** START OF Provided data **

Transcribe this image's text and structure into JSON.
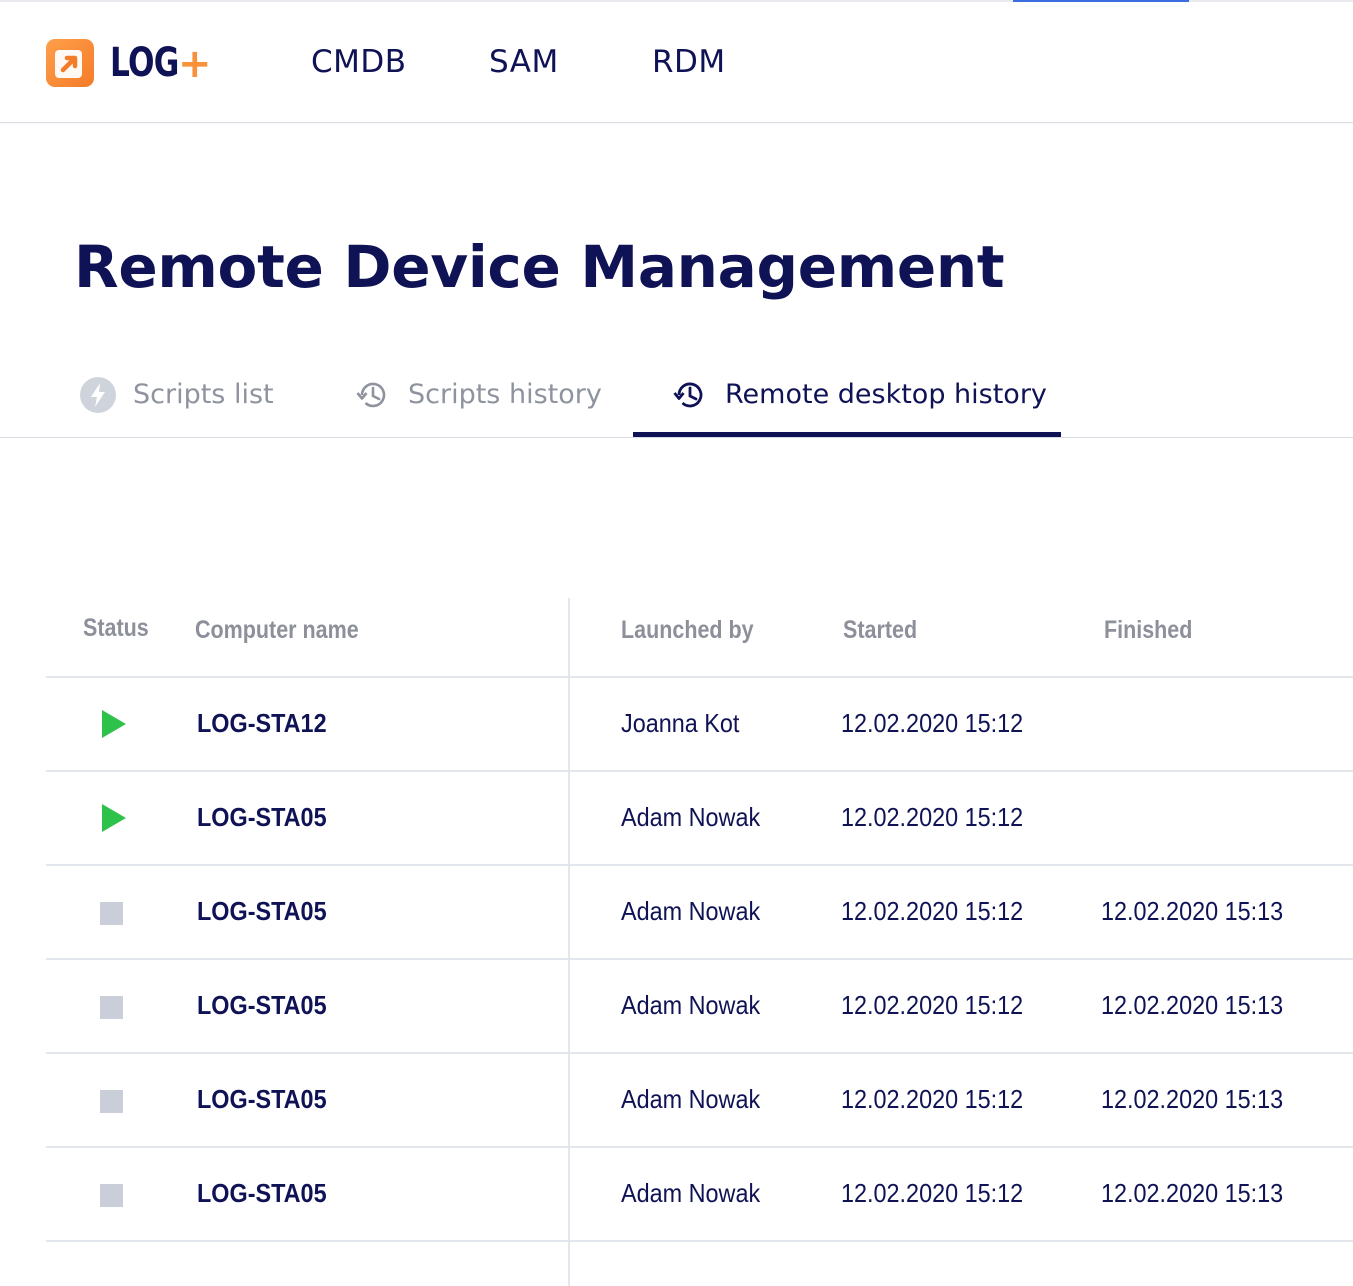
{
  "app": {
    "logo_text": "LOG",
    "logo_plus": "+",
    "nav": [
      {
        "label": "CMDB"
      },
      {
        "label": "SAM"
      },
      {
        "label": "RDM"
      }
    ]
  },
  "page": {
    "title": "Remote Device Management"
  },
  "tabs": [
    {
      "label": "Scripts list",
      "icon": "lightning-icon",
      "active": false
    },
    {
      "label": "Scripts history",
      "icon": "history-icon",
      "active": false
    },
    {
      "label": "Remote desktop history",
      "icon": "history-icon",
      "active": true
    }
  ],
  "table": {
    "columns": {
      "status": "Status",
      "computer_name": "Computer name",
      "launched_by": "Launched by",
      "started": "Started",
      "finished": "Finished"
    },
    "rows": [
      {
        "status": "running",
        "status_icon": "play-icon",
        "computer_name": "LOG-STA12",
        "launched_by": "Joanna Kot",
        "started": "12.02.2020 15:12",
        "finished": ""
      },
      {
        "status": "running",
        "status_icon": "play-icon",
        "computer_name": "LOG-STA05",
        "launched_by": "Adam Nowak",
        "started": "12.02.2020 15:12",
        "finished": ""
      },
      {
        "status": "stopped",
        "status_icon": "stop-icon",
        "computer_name": "LOG-STA05",
        "launched_by": "Adam Nowak",
        "started": "12.02.2020 15:12",
        "finished": "12.02.2020 15:13"
      },
      {
        "status": "stopped",
        "status_icon": "stop-icon",
        "computer_name": "LOG-STA05",
        "launched_by": "Adam Nowak",
        "started": "12.02.2020 15:12",
        "finished": "12.02.2020 15:13"
      },
      {
        "status": "stopped",
        "status_icon": "stop-icon",
        "computer_name": "LOG-STA05",
        "launched_by": "Adam Nowak",
        "started": "12.02.2020 15:12",
        "finished": "12.02.2020 15:13"
      },
      {
        "status": "stopped",
        "status_icon": "stop-icon",
        "computer_name": "LOG-STA05",
        "launched_by": "Adam Nowak",
        "started": "12.02.2020 15:12",
        "finished": "12.02.2020 15:13"
      }
    ]
  },
  "colors": {
    "brand_navy": "#0f1255",
    "brand_orange": "#f7923a",
    "running_green": "#2fc24a",
    "stopped_gray": "#c9ced8",
    "inactive_text": "#8f939f"
  }
}
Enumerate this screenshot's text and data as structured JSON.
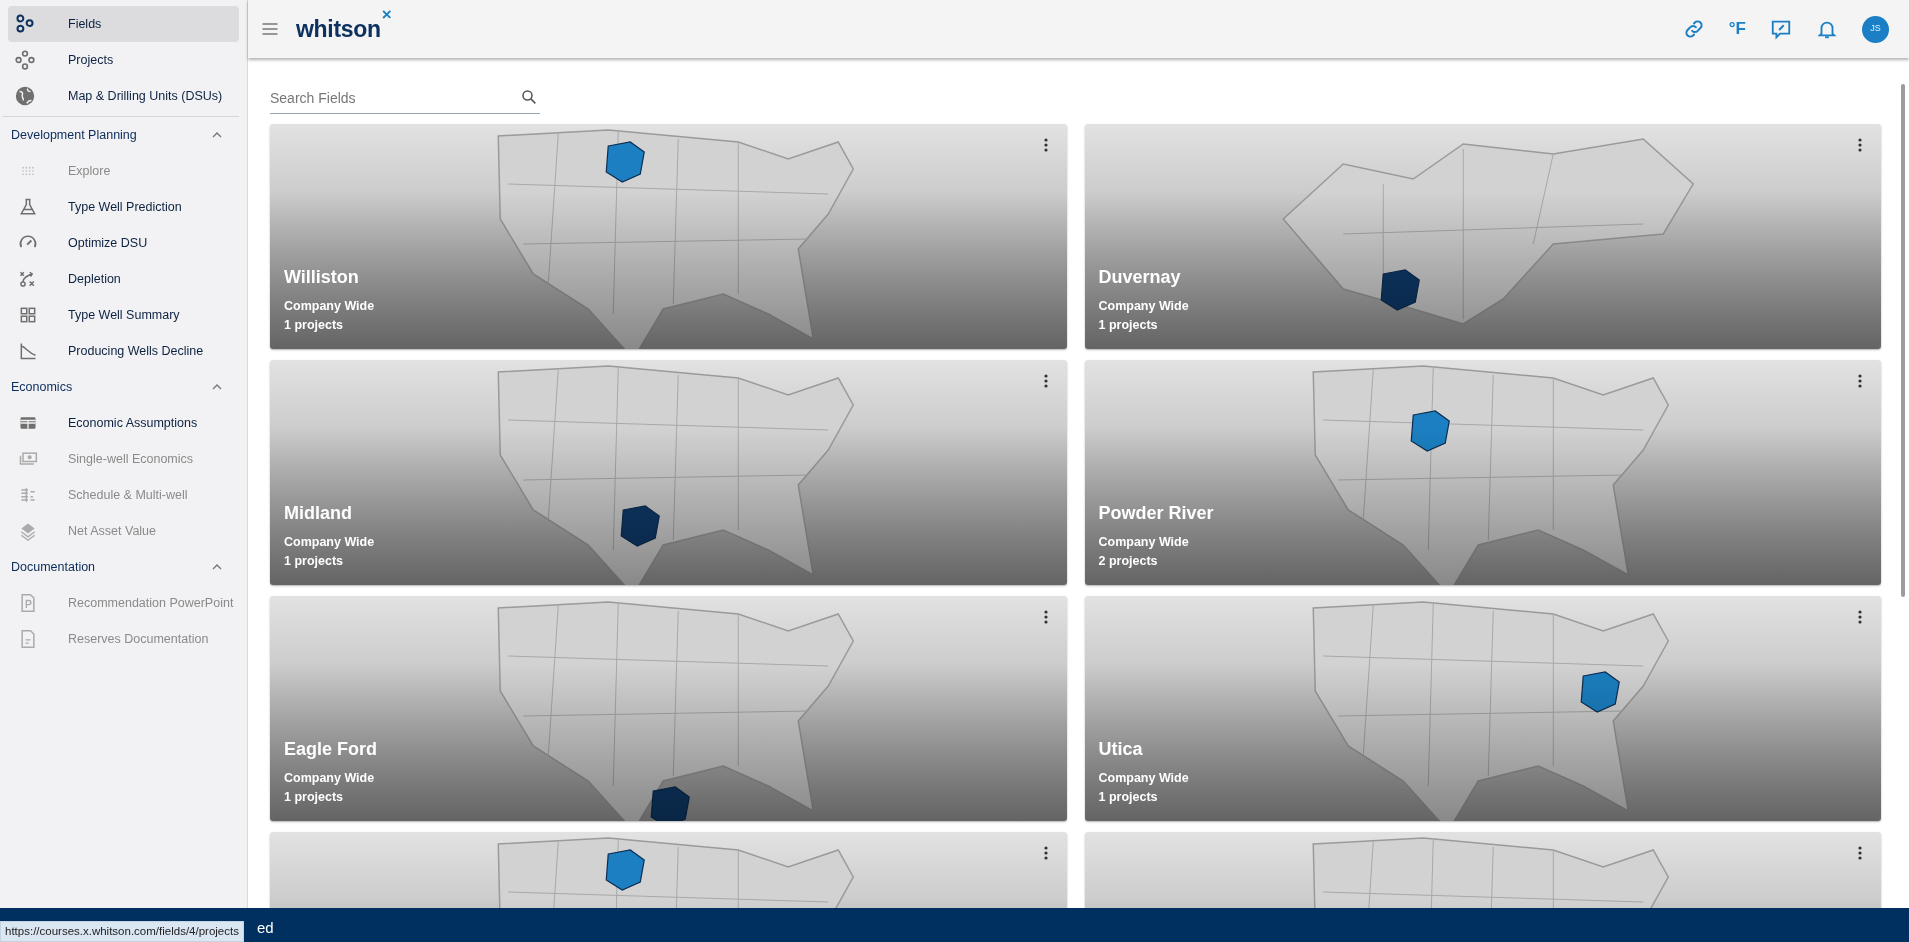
{
  "header": {
    "logo": {
      "name": "whitson",
      "mark": "×"
    },
    "unit": "°F",
    "avatar": "JS"
  },
  "sidebar": {
    "items": [
      {
        "label": "Fields",
        "selected": true
      },
      {
        "label": "Projects",
        "selected": false
      },
      {
        "label": "Map & Drilling Units (DSUs)",
        "selected": false
      }
    ],
    "sections": [
      {
        "title": "Development Planning",
        "expanded": true,
        "items": [
          {
            "label": "Explore",
            "disabled": true,
            "selected": false
          },
          {
            "label": "Type Well Prediction",
            "disabled": false,
            "selected": false
          },
          {
            "label": "Optimize DSU",
            "disabled": false,
            "selected": false
          },
          {
            "label": "Depletion",
            "disabled": false,
            "selected": false
          },
          {
            "label": "Type Well Summary",
            "disabled": false,
            "selected": false
          },
          {
            "label": "Producing Wells Decline",
            "disabled": false,
            "selected": false
          }
        ]
      },
      {
        "title": "Economics",
        "expanded": true,
        "items": [
          {
            "label": "Economic Assumptions",
            "disabled": false,
            "selected": false
          },
          {
            "label": "Single-well Economics",
            "disabled": true,
            "selected": false
          },
          {
            "label": "Schedule & Multi-well",
            "disabled": true,
            "selected": false
          },
          {
            "label": "Net Asset Value",
            "disabled": true,
            "selected": false
          }
        ]
      },
      {
        "title": "Documentation",
        "expanded": true,
        "items": [
          {
            "label": "Recommendation PowerPoint",
            "disabled": true,
            "selected": false
          },
          {
            "label": "Reserves Documentation",
            "disabled": true,
            "selected": false
          }
        ]
      }
    ]
  },
  "search": {
    "placeholder": "Search Fields"
  },
  "cards": [
    {
      "kind": "full",
      "title": "Williston",
      "scope": "Company Wide",
      "projects": "1 projects"
    },
    {
      "kind": "full",
      "title": "Duvernay",
      "scope": "Company Wide",
      "projects": "1 projects"
    },
    {
      "kind": "full",
      "title": "Midland",
      "scope": "Company Wide",
      "projects": "1 projects"
    },
    {
      "kind": "full",
      "title": "Powder River",
      "scope": "Company Wide",
      "projects": "2 projects"
    },
    {
      "kind": "full",
      "title": "Eagle Ford",
      "scope": "Company Wide",
      "projects": "1 projects"
    },
    {
      "kind": "full",
      "title": "Utica",
      "scope": "Company Wide",
      "projects": "1 projects"
    },
    {
      "kind": "cut"
    },
    {
      "kind": "cut"
    }
  ],
  "footer": {
    "text": "ed"
  },
  "status_url": "https://courses.x.whitson.com/fields/4/projects"
}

** END OF Provided data **

Print the listing above in full, exactly as written. Omit any pictures.

> [Exercise solution]:
Transcribe this image's text and structure into JSON.
{
  "app": {
    "logo_text": "LOG",
    "logo_plus": "+",
    "nav": [
      {
        "label": "CMDB"
      },
      {
        "label": "SAM"
      },
      {
        "label": "RDM"
      }
    ]
  },
  "page": {
    "title": "Remote Device Management"
  },
  "tabs": [
    {
      "label": "Scripts list",
      "icon": "lightning-icon",
      "active": false
    },
    {
      "label": "Scripts history",
      "icon": "history-icon",
      "active": false
    },
    {
      "label": "Remote desktop history",
      "icon": "history-icon",
      "active": true
    }
  ],
  "table": {
    "columns": {
      "status": "Status",
      "computer_name": "Computer name",
      "launched_by": "Launched by",
      "started": "Started",
      "finished": "Finished"
    },
    "rows": [
      {
        "status": "running",
        "status_icon": "play-icon",
        "computer_name": "LOG-STA12",
        "launched_by": "Joanna Kot",
        "started": "12.02.2020 15:12",
        "finished": ""
      },
      {
        "status": "running",
        "status_icon": "play-icon",
        "computer_name": "LOG-STA05",
        "launched_by": "Adam Nowak",
        "started": "12.02.2020 15:12",
        "finished": ""
      },
      {
        "status": "stopped",
        "status_icon": "stop-icon",
        "computer_name": "LOG-STA05",
        "launched_by": "Adam Nowak",
        "started": "12.02.2020 15:12",
        "finished": "12.02.2020 15:13"
      },
      {
        "status": "stopped",
        "status_icon": "stop-icon",
        "computer_name": "LOG-STA05",
        "launched_by": "Adam Nowak",
        "started": "12.02.2020 15:12",
        "finished": "12.02.2020 15:13"
      },
      {
        "status": "stopped",
        "status_icon": "stop-icon",
        "computer_name": "LOG-STA05",
        "launched_by": "Adam Nowak",
        "started": "12.02.2020 15:12",
        "finished": "12.02.2020 15:13"
      },
      {
        "status": "stopped",
        "status_icon": "stop-icon",
        "computer_name": "LOG-STA05",
        "launched_by": "Adam Nowak",
        "started": "12.02.2020 15:12",
        "finished": "12.02.2020 15:13"
      }
    ]
  },
  "colors": {
    "brand_navy": "#0f1255",
    "brand_orange": "#f7923a",
    "running_green": "#2fc24a",
    "stopped_gray": "#c9ced8",
    "inactive_text": "#8f939f"
  }
}
Enumerate this screenshot's text and data as structured JSON.
{
  "header": {
    "logo": {
      "name": "whitson",
      "mark": "×"
    },
    "unit": "°F",
    "avatar": "JS"
  },
  "sidebar": {
    "items": [
      {
        "label": "Fields",
        "selected": true
      },
      {
        "label": "Projects",
        "selected": false
      },
      {
        "label": "Map & Drilling Units (DSUs)",
        "selected": false
      }
    ],
    "sections": [
      {
        "title": "Development Planning",
        "expanded": true,
        "items": [
          {
            "label": "Explore",
            "disabled": true,
            "selected": false
          },
          {
            "label": "Type Well Prediction",
            "disabled": false,
            "selected": false
          },
          {
            "label": "Optimize DSU",
            "disabled": false,
            "selected": false
          },
          {
            "label": "Depletion",
            "disabled": false,
            "selected": false
          },
          {
            "label": "Type Well Summary",
            "disabled": false,
            "selected": false
          },
          {
            "label": "Producing Wells Decline",
            "disabled": false,
            "selected": false
          }
        ]
      },
      {
        "title": "Economics",
        "expanded": true,
        "items": [
          {
            "label": "Economic Assumptions",
            "disabled": false,
            "selected": false
          },
          {
            "label": "Single-well Economics",
            "disabled": true,
            "selected": false
          },
          {
            "label": "Schedule & Multi-well",
            "disabled": true,
            "selected": false
          },
          {
            "label": "Net Asset Value",
            "disabled": true,
            "selected": false
          }
        ]
      },
      {
        "title": "Documentation",
        "expanded": true,
        "items": [
          {
            "label": "Recommendation PowerPoint",
            "disabled": true,
            "selected": false
          },
          {
            "label": "Reserves Documentation",
            "disabled": true,
            "selected": false
          }
        ]
      }
    ]
  },
  "search": {
    "placeholder": "Search Fields"
  },
  "cards": [
    {
      "kind": "full",
      "title": "Williston",
      "scope": "Company Wide",
      "projects": "1 projects"
    },
    {
      "kind": "full",
      "title": "Duvernay",
      "scope": "Company Wide",
      "projects": "1 projects"
    },
    {
      "kind": "full",
      "title": "Midland",
      "scope": "Company Wide",
      "projects": "1 projects"
    },
    {
      "kind": "full",
      "title": "Powder River",
      "scope": "Company Wide",
      "projects": "2 projects"
    },
    {
      "kind": "full",
      "title": "Eagle Ford",
      "scope": "Company Wide",
      "projects": "1 projects"
    },
    {
      "kind": "full",
      "title": "Utica",
      "scope": "Company Wide",
      "projects": "1 projects"
    },
    {
      "kind": "cut"
    },
    {
      "kind": "cut"
    }
  ],
  "footer": {
    "text": "ed"
  },
  "status_url": "https://courses.x.whitson.com/fields/4/projects"
}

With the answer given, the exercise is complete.